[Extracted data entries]

_ _ _ _ _

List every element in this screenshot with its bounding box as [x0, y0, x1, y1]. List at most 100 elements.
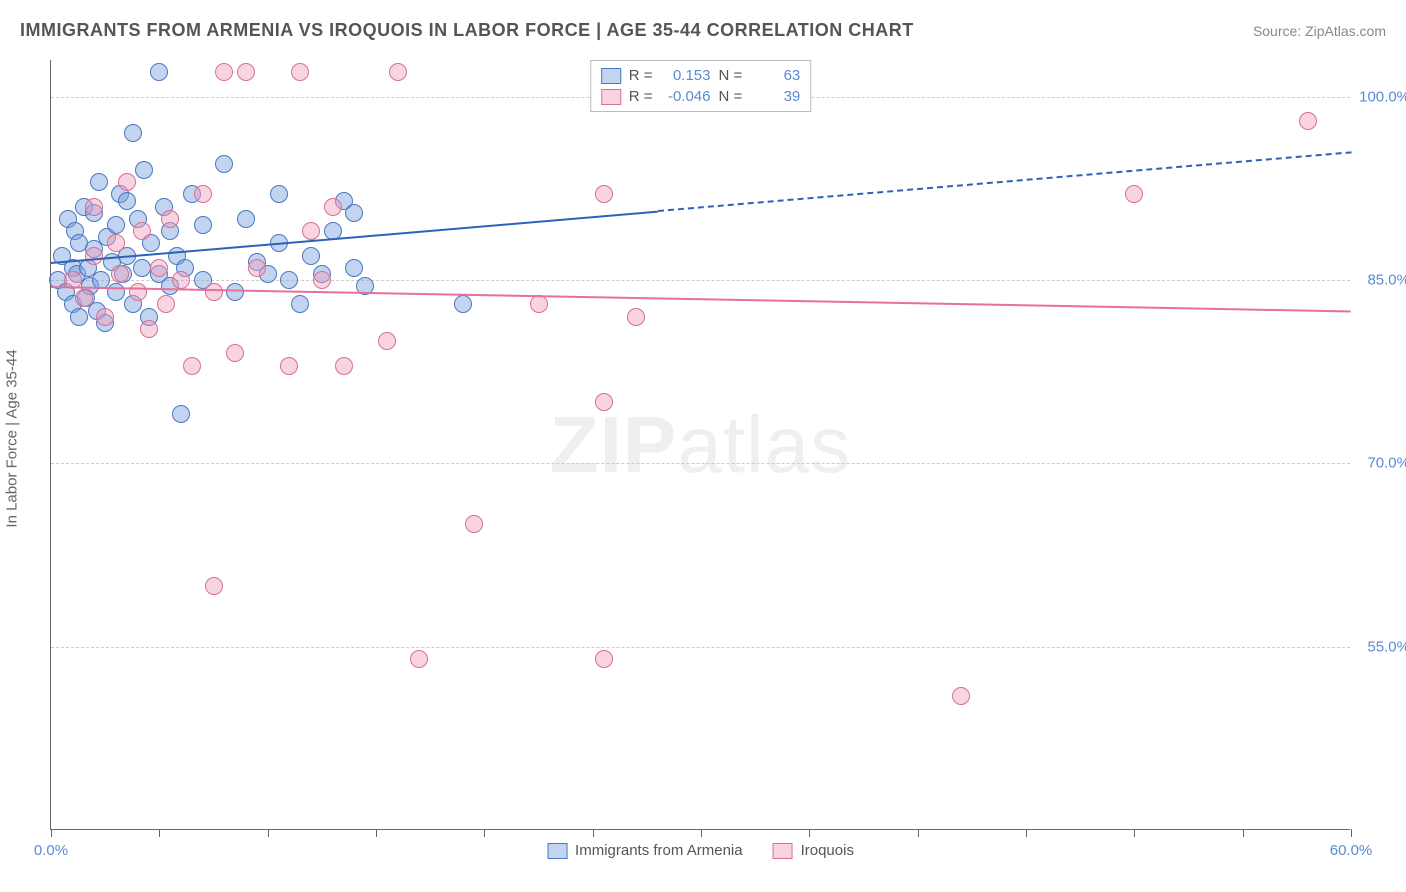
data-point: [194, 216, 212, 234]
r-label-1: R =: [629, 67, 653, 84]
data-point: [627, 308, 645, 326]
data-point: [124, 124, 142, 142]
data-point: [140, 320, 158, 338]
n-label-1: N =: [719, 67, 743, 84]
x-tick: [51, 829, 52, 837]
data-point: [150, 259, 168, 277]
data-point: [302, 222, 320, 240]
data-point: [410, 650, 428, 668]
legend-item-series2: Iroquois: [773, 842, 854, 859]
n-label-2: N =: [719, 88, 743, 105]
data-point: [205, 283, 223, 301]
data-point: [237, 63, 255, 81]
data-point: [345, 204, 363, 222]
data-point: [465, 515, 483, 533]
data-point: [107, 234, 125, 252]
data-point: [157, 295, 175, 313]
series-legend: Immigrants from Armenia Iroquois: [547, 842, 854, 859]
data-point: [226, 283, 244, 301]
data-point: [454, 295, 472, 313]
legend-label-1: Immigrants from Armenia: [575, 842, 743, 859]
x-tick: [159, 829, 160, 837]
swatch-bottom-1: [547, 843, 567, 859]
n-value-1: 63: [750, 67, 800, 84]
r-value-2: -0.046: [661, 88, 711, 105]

_ _ _ _ _

• **Exercise instructions**
Copy every line of the listing above word for word, leaving out the pictures.

• **Result below**
List every element in this screenshot with its bounding box as [x0, y0, x1, y1]. List at most 100 elements.
data-point: [194, 216, 212, 234]
r-label-1: R =: [629, 67, 653, 84]
data-point: [627, 308, 645, 326]
data-point: [124, 124, 142, 142]
data-point: [140, 320, 158, 338]
n-label-1: N =: [719, 67, 743, 84]
x-tick: [51, 829, 52, 837]
data-point: [150, 259, 168, 277]
data-point: [302, 222, 320, 240]
data-point: [410, 650, 428, 668]
legend-item-series2: Iroquois: [773, 842, 854, 859]
n-label-2: N =: [719, 88, 743, 105]
data-point: [205, 283, 223, 301]
data-point: [237, 63, 255, 81]
data-point: [345, 204, 363, 222]
data-point: [465, 515, 483, 533]
data-point: [107, 234, 125, 252]
data-point: [157, 295, 175, 313]
series-legend: Immigrants from Armenia Iroquois: [547, 842, 854, 859]
data-point: [226, 283, 244, 301]
data-point: [454, 295, 472, 313]
legend-label-1: Immigrants from Armenia: [575, 842, 743, 859]
x-tick: [159, 829, 160, 837]
swatch-bottom-1: [547, 843, 567, 859]
n-value-1: 63: [750, 67, 800, 84]
r-value-2: -0.046: [661, 88, 711, 105]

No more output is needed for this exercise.